**Aim:**
Go through the material below and copy all lines with "González".

──────── Records supplied

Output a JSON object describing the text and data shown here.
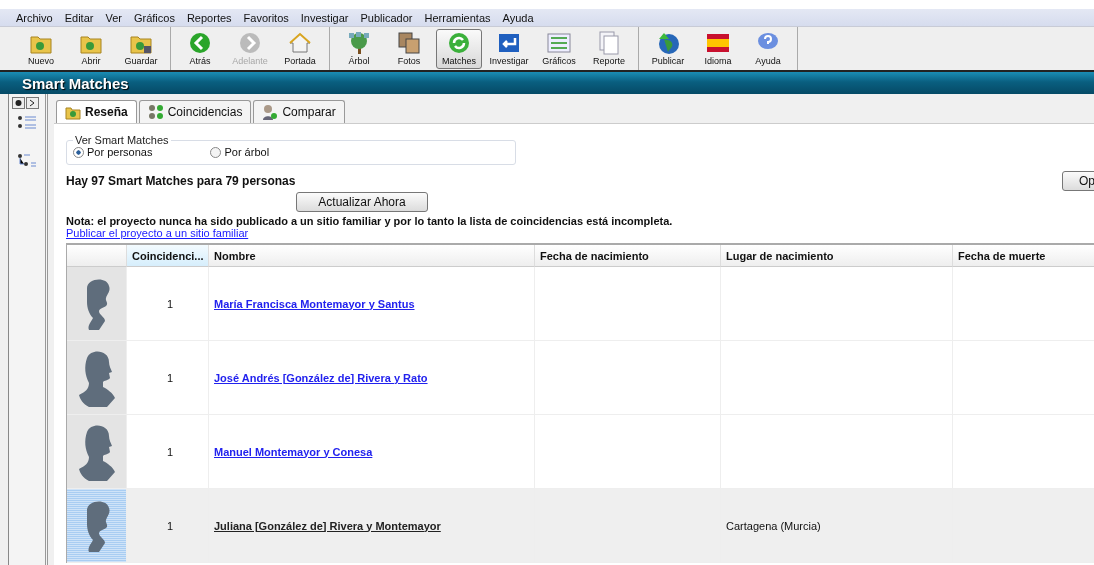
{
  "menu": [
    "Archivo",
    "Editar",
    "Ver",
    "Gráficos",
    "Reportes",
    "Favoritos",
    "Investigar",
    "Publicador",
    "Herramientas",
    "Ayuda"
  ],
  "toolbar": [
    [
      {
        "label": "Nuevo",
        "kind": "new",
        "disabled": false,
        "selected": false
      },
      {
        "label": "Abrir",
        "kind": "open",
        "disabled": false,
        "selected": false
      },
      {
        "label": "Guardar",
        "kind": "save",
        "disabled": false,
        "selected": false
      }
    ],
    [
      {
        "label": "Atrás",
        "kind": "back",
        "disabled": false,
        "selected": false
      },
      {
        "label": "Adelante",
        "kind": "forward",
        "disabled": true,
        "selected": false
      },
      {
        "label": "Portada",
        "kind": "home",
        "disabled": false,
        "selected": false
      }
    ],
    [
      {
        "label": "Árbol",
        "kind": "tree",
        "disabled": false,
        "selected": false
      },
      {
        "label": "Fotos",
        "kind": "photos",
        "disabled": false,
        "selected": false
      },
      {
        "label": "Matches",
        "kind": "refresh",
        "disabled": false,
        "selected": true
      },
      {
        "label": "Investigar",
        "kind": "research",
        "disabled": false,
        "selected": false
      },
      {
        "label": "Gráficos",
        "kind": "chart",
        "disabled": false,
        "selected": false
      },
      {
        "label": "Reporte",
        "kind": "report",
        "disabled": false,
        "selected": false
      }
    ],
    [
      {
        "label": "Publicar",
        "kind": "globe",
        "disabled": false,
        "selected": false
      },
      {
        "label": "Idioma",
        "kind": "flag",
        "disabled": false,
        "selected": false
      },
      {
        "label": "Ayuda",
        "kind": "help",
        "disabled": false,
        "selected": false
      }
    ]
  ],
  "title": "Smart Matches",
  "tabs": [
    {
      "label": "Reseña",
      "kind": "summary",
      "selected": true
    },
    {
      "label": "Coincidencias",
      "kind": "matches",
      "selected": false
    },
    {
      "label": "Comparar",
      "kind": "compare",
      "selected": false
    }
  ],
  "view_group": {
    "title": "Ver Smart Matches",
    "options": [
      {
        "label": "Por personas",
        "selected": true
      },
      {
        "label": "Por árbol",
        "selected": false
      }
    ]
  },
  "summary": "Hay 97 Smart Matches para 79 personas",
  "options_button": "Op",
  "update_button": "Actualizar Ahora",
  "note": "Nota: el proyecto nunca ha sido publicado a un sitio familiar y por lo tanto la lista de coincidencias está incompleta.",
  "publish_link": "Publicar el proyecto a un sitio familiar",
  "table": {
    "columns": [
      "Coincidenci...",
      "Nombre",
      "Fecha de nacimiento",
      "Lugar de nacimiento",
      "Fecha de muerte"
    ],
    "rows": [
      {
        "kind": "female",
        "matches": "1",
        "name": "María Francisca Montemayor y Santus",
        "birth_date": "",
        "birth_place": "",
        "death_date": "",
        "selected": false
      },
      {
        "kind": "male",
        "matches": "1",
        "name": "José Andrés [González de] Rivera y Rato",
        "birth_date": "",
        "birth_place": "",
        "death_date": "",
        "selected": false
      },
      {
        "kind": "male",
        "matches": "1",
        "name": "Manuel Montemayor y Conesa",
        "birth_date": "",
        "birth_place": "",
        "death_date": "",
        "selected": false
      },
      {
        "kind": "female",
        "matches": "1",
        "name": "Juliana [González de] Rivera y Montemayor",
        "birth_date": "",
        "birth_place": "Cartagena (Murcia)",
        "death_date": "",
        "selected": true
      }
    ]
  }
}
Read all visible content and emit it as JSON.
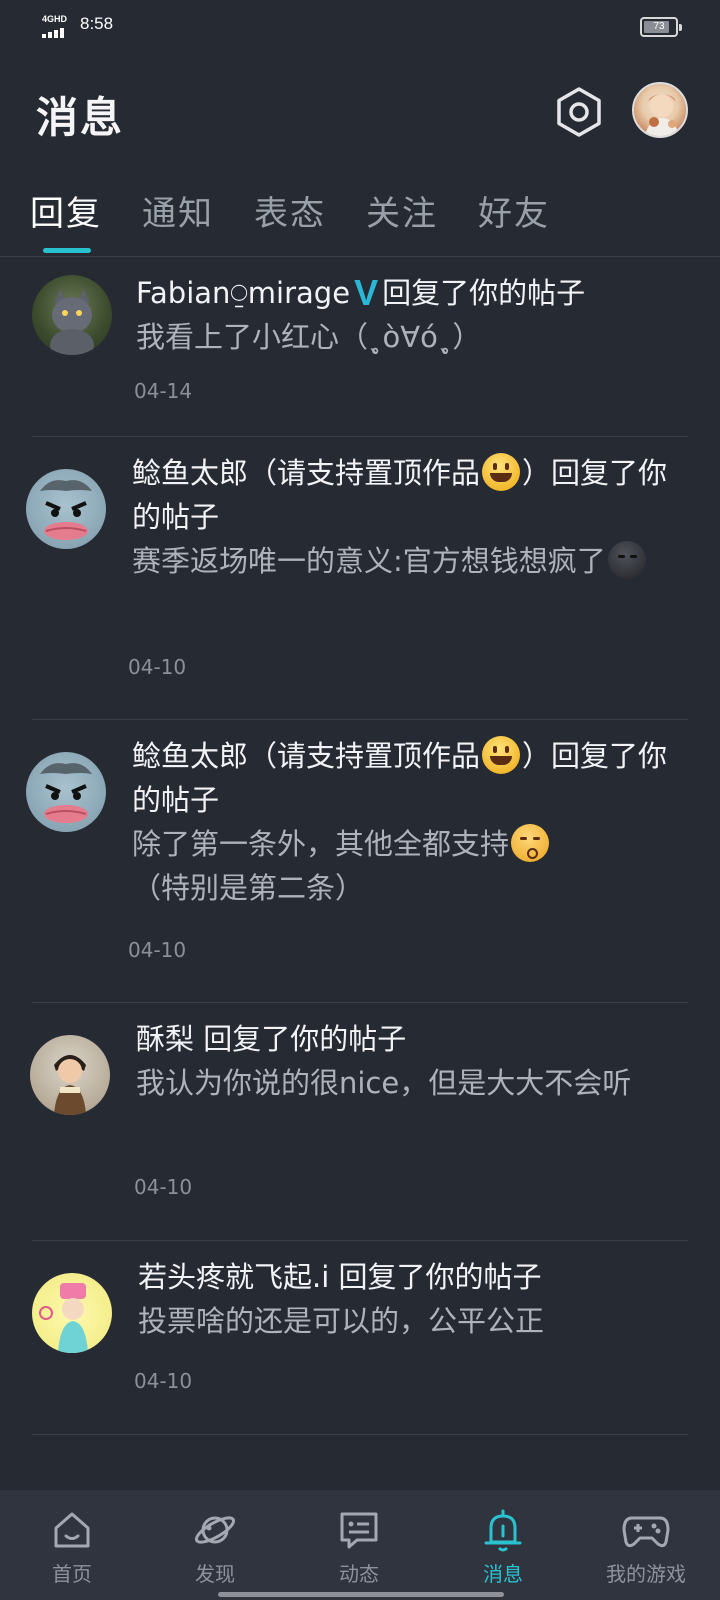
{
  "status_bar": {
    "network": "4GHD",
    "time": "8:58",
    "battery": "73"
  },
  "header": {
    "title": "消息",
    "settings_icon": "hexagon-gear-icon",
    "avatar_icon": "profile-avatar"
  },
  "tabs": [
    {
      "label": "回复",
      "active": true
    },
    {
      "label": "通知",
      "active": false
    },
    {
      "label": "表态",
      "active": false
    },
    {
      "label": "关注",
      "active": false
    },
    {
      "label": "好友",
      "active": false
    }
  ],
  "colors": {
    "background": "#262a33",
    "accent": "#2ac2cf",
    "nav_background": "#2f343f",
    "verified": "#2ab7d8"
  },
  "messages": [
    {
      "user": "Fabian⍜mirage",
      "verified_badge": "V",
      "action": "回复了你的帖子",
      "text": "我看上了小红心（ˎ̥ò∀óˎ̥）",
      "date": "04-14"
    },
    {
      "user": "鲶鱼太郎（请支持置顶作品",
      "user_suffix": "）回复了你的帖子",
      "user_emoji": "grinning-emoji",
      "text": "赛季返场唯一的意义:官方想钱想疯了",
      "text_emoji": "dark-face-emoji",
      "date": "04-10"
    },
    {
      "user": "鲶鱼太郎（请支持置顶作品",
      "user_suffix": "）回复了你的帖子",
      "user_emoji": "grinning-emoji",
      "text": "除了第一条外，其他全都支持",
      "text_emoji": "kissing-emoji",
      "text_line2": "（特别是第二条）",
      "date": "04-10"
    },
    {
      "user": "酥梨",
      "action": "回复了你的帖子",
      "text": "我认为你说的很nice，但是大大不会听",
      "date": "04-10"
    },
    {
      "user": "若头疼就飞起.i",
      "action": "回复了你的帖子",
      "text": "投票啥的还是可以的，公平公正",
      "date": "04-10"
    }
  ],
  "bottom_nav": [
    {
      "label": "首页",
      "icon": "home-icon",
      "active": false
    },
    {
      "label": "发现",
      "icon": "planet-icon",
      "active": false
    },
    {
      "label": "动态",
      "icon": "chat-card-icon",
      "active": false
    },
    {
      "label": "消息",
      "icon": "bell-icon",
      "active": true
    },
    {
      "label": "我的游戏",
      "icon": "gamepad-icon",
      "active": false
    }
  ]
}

────────────────

**Expected output:**
        "name": "José Andrés [González de] Rivera y Rato",
        "name": "Juliana [González de] Rivera y Montemayor",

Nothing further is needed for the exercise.